Given exercise: Determine how many lines of the entries contain "Consumer". Reply with that number alone.

Extracted entries:

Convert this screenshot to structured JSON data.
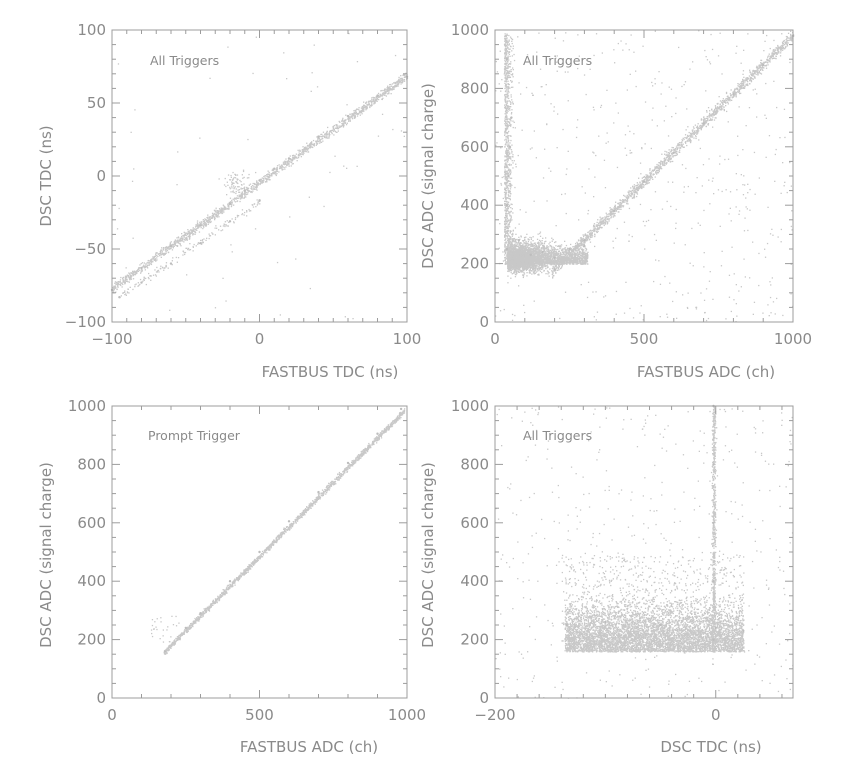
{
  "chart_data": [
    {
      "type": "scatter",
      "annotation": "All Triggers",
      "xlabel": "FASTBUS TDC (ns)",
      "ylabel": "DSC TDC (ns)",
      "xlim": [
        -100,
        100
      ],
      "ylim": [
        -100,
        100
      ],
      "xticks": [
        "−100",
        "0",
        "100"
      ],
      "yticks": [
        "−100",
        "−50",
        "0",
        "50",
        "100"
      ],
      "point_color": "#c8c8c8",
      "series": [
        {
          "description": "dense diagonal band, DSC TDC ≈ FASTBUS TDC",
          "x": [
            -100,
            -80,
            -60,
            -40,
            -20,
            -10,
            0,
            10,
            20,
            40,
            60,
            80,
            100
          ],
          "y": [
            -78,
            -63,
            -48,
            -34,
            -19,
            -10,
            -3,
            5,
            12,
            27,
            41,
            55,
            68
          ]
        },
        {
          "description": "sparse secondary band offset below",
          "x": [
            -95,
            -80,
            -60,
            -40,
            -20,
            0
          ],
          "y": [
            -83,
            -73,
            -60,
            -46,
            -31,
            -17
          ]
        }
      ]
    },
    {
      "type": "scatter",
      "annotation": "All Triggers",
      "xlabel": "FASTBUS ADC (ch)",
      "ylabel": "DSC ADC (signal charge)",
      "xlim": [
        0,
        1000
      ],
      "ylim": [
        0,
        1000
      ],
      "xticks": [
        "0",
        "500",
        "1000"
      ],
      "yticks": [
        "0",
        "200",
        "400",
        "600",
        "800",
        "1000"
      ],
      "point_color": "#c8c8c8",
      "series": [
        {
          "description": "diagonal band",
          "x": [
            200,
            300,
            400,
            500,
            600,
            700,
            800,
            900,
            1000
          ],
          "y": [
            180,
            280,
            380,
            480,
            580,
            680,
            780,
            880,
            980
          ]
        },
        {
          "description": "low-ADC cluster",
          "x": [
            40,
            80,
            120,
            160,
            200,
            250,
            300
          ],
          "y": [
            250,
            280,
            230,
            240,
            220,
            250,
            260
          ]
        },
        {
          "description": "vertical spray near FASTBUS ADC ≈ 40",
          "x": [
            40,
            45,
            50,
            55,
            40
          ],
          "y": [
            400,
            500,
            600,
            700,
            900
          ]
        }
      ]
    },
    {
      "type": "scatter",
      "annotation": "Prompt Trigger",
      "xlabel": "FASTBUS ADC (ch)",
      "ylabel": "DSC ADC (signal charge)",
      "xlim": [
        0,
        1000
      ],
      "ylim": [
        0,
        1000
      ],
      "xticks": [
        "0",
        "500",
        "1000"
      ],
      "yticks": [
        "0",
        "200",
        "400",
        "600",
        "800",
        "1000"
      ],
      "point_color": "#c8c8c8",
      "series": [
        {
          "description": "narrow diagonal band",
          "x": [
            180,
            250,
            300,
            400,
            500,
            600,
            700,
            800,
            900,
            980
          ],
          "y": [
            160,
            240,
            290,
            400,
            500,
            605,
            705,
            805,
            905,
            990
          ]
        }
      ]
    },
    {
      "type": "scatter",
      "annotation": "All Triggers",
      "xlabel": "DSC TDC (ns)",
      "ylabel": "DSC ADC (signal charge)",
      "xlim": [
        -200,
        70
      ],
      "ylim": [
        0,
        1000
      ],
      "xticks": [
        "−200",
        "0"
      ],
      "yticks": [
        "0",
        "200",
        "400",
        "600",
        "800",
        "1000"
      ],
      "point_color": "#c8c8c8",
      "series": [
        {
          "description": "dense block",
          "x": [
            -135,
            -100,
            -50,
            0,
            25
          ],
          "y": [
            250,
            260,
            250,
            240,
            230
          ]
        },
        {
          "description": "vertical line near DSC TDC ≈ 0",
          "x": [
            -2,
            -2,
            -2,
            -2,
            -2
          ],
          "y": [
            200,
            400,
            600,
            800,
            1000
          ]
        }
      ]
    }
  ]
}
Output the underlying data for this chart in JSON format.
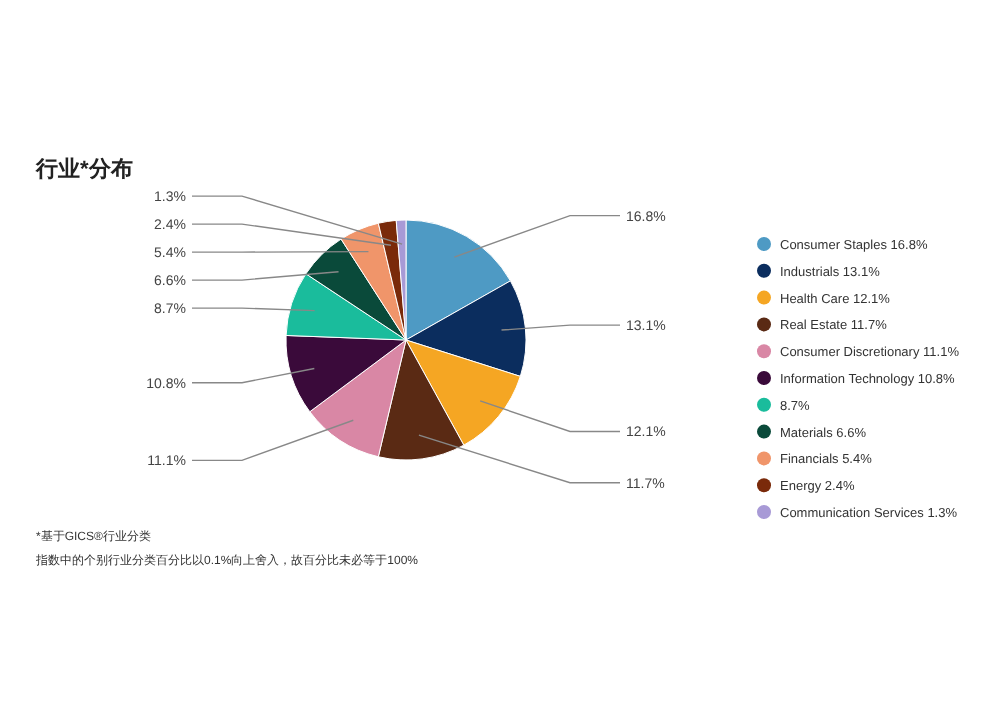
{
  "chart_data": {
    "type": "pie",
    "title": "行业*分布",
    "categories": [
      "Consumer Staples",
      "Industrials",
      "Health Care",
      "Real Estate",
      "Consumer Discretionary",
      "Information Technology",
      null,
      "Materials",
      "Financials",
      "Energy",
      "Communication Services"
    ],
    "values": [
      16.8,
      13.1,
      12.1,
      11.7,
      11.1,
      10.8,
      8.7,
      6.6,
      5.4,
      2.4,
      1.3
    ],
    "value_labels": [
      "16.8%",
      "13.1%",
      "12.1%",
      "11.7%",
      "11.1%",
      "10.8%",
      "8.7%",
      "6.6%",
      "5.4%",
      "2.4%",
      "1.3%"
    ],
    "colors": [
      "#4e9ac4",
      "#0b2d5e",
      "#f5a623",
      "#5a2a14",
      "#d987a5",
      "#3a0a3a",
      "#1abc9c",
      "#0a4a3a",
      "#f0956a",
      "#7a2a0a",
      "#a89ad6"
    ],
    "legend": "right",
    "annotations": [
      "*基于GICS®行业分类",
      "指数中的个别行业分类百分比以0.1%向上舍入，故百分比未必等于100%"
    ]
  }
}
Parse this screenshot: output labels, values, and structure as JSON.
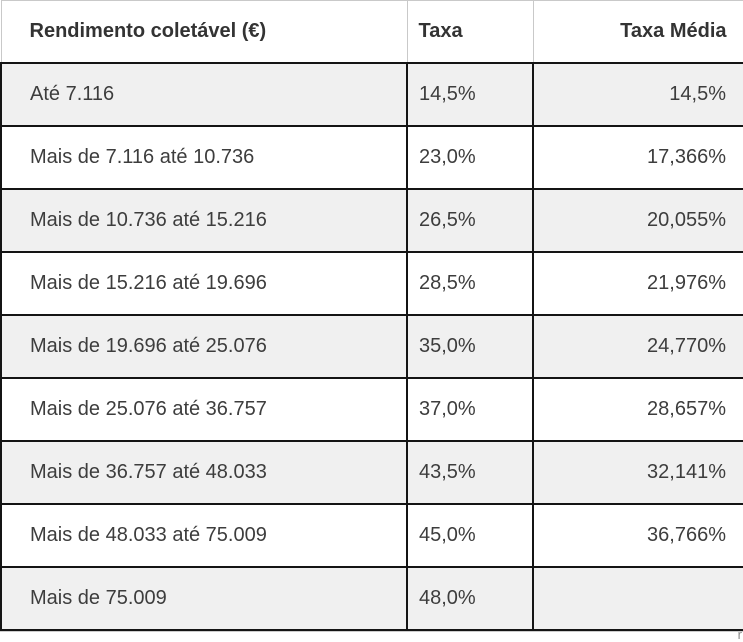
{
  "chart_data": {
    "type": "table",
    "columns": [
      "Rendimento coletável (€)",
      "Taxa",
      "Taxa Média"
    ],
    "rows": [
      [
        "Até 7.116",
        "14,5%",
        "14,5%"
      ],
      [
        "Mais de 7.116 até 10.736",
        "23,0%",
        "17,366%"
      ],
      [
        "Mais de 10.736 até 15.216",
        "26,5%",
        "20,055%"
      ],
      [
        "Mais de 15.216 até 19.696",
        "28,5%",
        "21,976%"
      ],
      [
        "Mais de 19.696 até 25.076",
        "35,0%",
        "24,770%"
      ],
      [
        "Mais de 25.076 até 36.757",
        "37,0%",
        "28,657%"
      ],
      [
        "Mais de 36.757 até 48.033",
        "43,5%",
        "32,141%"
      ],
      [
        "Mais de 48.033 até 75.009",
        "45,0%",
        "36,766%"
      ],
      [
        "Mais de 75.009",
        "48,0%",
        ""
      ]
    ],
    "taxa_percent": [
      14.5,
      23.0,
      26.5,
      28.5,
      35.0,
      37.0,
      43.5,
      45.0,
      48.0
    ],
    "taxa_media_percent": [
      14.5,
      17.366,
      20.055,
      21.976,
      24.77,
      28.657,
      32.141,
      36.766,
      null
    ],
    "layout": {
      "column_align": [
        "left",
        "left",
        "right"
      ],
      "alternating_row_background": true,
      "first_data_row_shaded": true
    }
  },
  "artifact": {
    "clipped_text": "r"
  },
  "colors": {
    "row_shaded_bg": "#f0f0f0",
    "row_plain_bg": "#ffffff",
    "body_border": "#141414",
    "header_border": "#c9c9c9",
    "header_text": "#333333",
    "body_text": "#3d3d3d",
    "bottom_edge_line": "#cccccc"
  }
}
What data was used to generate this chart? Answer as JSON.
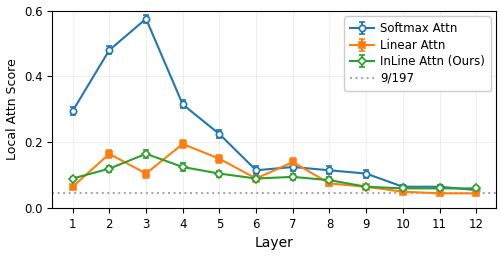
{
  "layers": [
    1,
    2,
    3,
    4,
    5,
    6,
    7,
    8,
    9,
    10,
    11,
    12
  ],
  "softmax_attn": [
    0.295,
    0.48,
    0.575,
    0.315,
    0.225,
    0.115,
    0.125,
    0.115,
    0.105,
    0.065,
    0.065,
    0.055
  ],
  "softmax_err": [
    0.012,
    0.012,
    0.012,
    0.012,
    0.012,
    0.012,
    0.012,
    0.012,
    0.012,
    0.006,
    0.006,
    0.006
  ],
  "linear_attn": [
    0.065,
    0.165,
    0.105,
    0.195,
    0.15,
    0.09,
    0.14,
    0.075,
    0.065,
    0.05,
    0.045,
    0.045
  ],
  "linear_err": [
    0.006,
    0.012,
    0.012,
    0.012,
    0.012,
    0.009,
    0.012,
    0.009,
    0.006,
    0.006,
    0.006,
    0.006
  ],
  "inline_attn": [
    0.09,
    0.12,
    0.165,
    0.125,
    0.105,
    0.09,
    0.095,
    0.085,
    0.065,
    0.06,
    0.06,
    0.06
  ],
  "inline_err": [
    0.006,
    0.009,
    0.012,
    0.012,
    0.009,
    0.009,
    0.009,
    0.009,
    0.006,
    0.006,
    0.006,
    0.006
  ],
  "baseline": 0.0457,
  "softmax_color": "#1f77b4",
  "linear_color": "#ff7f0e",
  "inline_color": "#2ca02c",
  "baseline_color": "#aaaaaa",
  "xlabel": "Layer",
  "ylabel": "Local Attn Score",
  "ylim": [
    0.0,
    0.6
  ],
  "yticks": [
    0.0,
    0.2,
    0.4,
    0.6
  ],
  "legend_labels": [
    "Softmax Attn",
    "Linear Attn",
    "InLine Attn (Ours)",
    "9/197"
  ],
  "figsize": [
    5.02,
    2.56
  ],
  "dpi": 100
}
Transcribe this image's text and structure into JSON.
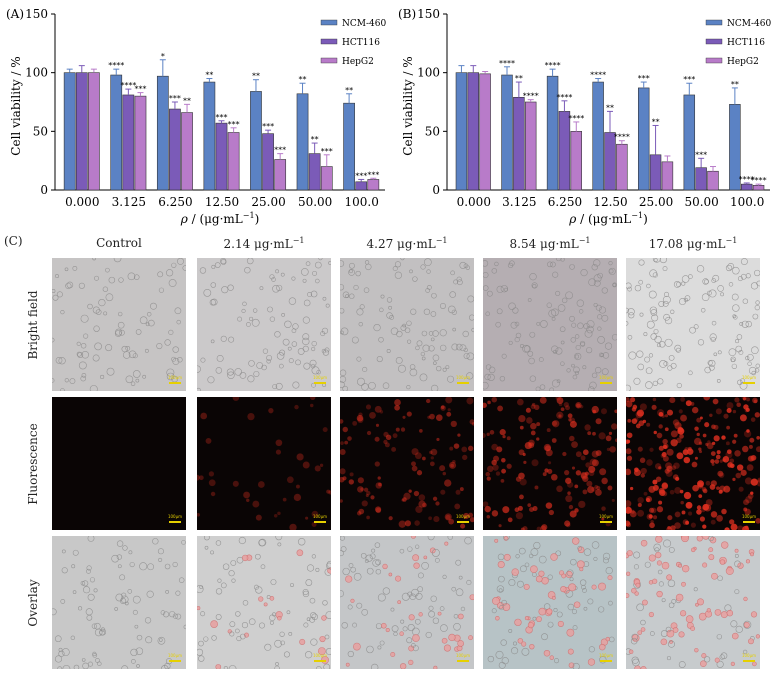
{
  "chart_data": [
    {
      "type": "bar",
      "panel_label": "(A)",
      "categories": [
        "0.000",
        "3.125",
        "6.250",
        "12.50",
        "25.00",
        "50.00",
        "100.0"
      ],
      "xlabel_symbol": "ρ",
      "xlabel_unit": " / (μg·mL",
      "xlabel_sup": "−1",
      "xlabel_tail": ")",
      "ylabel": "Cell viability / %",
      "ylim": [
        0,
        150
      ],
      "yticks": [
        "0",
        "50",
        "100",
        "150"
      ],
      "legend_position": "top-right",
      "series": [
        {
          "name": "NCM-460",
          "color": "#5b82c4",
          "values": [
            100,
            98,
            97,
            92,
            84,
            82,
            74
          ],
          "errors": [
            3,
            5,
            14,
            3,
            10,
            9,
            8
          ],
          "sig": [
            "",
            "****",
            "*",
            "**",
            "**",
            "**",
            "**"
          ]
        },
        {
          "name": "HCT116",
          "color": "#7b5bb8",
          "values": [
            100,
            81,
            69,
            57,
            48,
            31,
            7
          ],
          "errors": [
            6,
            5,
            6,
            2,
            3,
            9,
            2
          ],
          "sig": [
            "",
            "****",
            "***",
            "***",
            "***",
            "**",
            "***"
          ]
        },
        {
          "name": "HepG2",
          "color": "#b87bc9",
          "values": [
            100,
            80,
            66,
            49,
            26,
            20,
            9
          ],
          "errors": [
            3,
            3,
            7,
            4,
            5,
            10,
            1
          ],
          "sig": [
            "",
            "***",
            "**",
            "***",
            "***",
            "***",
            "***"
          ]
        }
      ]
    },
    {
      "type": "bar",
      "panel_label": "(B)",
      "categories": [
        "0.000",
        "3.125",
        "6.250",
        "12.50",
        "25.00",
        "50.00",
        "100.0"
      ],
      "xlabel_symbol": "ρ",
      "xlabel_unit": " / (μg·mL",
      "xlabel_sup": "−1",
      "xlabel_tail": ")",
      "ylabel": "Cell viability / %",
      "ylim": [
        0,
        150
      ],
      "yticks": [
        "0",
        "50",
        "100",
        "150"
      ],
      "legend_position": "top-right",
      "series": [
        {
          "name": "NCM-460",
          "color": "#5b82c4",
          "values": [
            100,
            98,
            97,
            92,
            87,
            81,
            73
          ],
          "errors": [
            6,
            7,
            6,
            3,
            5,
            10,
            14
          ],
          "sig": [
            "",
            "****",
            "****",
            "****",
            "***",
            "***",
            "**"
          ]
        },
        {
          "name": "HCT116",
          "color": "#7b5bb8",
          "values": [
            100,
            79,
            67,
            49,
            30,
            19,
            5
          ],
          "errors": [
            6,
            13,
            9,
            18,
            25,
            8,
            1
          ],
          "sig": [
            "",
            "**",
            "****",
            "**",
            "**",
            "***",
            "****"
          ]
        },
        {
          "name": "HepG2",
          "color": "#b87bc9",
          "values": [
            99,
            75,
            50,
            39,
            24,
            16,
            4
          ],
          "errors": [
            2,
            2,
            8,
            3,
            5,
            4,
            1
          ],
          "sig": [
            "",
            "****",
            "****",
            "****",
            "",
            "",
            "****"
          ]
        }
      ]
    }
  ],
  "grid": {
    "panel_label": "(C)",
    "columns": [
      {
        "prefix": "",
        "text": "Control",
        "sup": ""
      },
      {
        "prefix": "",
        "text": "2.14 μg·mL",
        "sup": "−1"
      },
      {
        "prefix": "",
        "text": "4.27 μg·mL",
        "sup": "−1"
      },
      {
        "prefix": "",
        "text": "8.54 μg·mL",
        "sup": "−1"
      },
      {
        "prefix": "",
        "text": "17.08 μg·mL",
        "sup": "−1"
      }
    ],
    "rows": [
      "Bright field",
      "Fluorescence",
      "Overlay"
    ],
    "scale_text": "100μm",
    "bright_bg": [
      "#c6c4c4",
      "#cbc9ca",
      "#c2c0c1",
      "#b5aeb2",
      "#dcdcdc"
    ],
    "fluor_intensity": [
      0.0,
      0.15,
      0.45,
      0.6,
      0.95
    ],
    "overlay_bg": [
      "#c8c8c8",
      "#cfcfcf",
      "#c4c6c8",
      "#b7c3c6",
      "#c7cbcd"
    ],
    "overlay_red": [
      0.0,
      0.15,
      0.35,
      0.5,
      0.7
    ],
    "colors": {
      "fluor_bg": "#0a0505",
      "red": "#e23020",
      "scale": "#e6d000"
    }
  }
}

Exercise solution: 2